Figure 2. An image of application of virtual reality system from the side view.
Figure 3. An image of application of virtual reality system from the back view.
Statistical analysis The post-hoc power analysis was performed using the G*Power version 3.1.9.2 software (Heinrich-Heine- Universität Düsseldorf, Düsseldorf, Germany). The GMFCS post-treatment values were found to have an effect size of 1.195. The study power was calculated as 0.96 for α=0.05 with a sample size of 21 in the study group and of 20 in the control group.
Statistical analysis was performed using the SPSS version 15.0 software (SPSS Inc., Chicago, IL, USA). Descriptive data were expressed in mean ± standard deviation (SD), median (min-max), or number and frequency. Categorical comparisons were performed using the chi-square and Fisherʹs exact tests. Normal distribution of the data was analyzed using the Shapiro-Wilk test. For normally distributed data, independent samples t-test was used for inter-group comparisons and paired sample test was used for intra-group comparisons. Non-parametric tests were used to examine parameters (Wilcoxon test for intra- group analysis and Mann-Whitney U test for inter- group analysis). A p value of 0.05 was considered statistically significant.
Results
Demographic and clinical characteristics of the patients and controls including age, sex, inpatient treatment duration, upper and lower extremity spasticity, and type of CP according to the muscle tone disorder and the affected part of the body are shown in Table 1. There was no statistically significant difference in the demographic and clinical characteristics between the two groups (p>0.05) (Table 1).
Table 1. Demographic and clinical characteristics of patients.

######

## Work instruction 1
Set down the part of the study excerpt that opens with the words containing "Statistical analysis The" and closes with "the control group.", copying it without change.
## Work instruction 2
Decide whether each statement below agrees with the study excerpt, answering yes or no and quoting the deciding words. (a) Categorical comparisons were made with the chi-square and Fisher's exact tests. (b) The study group had a sample size of 20. (c) The Kolmogorov-Smirnov test was used to check normal distribution of the data.
## Work instruction 3
Using the study excerpt, answer these questions:
(a) Which software was used for the post-hoc power analysis?
(b) Which non-parametric test was used for intra-group analysis?
(c) Was there a statistically significant difference in demographic and clinical characteristics between the two groups?

######

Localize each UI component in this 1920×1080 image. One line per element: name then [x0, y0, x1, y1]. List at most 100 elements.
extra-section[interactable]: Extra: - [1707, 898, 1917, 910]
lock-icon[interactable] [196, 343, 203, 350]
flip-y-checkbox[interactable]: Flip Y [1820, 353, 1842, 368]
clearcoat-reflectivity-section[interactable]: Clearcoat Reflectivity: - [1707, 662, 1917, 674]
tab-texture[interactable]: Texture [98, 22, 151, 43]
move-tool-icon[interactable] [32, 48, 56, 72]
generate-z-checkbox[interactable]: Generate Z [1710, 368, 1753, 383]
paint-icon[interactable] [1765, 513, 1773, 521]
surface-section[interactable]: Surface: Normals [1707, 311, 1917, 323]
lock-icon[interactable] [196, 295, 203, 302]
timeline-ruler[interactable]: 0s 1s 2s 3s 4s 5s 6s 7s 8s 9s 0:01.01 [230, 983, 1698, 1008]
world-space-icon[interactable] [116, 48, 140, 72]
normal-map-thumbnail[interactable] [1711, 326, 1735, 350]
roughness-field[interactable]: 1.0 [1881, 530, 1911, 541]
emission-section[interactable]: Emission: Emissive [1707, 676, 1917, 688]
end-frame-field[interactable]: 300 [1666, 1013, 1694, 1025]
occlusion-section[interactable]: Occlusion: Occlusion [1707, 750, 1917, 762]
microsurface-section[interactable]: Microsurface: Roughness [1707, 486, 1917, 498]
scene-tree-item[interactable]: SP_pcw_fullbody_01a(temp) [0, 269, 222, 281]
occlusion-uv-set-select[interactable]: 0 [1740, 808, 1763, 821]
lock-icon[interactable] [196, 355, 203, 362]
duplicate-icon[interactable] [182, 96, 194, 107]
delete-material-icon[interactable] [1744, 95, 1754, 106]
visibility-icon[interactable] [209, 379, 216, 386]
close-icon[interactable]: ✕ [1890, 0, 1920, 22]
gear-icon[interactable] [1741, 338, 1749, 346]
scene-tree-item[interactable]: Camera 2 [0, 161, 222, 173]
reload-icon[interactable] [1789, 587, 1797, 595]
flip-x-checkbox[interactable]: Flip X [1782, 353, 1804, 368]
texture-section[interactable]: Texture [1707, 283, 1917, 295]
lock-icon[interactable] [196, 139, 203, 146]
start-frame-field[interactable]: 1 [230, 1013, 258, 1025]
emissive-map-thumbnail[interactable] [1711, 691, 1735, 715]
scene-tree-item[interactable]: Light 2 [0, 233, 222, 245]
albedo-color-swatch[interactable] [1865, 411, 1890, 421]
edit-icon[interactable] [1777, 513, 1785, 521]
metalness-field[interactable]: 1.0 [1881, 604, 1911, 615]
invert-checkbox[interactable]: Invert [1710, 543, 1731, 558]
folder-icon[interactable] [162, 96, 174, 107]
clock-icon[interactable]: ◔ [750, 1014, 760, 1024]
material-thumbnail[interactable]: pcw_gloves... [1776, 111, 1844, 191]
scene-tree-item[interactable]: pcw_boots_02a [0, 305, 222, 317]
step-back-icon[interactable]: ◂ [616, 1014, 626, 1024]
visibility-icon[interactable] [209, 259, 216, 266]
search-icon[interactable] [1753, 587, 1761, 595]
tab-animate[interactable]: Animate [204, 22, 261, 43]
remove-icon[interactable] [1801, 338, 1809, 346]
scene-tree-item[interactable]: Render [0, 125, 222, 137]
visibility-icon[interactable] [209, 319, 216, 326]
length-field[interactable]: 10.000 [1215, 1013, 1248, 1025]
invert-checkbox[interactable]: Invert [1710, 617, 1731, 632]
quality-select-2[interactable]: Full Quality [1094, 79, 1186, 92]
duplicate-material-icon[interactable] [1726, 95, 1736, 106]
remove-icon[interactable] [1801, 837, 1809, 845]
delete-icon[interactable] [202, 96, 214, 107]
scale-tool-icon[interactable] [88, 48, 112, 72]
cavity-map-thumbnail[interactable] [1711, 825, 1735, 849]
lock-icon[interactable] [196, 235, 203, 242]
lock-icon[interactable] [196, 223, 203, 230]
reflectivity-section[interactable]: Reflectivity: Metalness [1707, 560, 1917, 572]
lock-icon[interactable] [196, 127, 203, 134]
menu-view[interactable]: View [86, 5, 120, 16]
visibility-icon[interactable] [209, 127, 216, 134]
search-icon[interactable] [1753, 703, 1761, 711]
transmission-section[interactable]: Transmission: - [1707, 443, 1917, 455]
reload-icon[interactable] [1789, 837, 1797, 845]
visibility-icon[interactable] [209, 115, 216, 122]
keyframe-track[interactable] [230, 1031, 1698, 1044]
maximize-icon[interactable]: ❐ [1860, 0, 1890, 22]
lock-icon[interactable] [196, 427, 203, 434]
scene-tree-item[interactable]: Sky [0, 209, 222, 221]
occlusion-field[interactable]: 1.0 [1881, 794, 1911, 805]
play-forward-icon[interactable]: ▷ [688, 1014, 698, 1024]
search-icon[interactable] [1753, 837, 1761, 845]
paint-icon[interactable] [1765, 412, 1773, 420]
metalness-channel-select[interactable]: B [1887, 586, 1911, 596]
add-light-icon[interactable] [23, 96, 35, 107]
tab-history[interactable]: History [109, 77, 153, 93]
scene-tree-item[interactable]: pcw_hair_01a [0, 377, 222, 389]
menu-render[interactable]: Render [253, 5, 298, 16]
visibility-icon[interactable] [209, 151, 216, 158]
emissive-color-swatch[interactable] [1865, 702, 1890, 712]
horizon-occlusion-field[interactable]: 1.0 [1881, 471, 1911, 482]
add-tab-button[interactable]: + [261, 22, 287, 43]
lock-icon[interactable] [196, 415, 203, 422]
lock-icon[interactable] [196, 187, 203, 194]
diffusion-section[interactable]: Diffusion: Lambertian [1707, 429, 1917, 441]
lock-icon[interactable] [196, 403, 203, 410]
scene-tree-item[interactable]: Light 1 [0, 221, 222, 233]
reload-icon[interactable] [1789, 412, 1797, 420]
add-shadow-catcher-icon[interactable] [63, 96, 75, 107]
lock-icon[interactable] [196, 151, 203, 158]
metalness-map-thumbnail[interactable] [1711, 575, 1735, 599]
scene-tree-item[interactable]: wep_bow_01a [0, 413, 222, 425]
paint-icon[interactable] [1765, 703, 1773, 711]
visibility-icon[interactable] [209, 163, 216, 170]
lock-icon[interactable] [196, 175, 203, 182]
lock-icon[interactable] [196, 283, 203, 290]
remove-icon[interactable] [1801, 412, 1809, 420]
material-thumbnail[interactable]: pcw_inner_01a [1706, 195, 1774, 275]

######

## Your response 1
Statistical analysis The post-hoc power analysis was performed using the G*Power version 3.1.9.2 software (Heinrich-Heine- Universität Düsseldorf, Düsseldorf, Germany). The GMFCS post-treatment values were found to have an effect size of 1.195. The study power was calculated as 0.96 for α=0.05 with a sample size of 21 in the study group and of 20 in the control group.

## Your response 2
(a) Yes: "Categorical comparisons were performed using the chi-square and Fisherʹs exact tests."
(b) No: "a sample size of 21 in the study group and of 20 in the control group."
(c) No: "Normal distribution of the data was analyzed using the Shapiro-Wilk test."

## Your response 3
(a) G*Power version 3.1.9.2
(b) The Wilcoxon test
(c) No (p>0.05)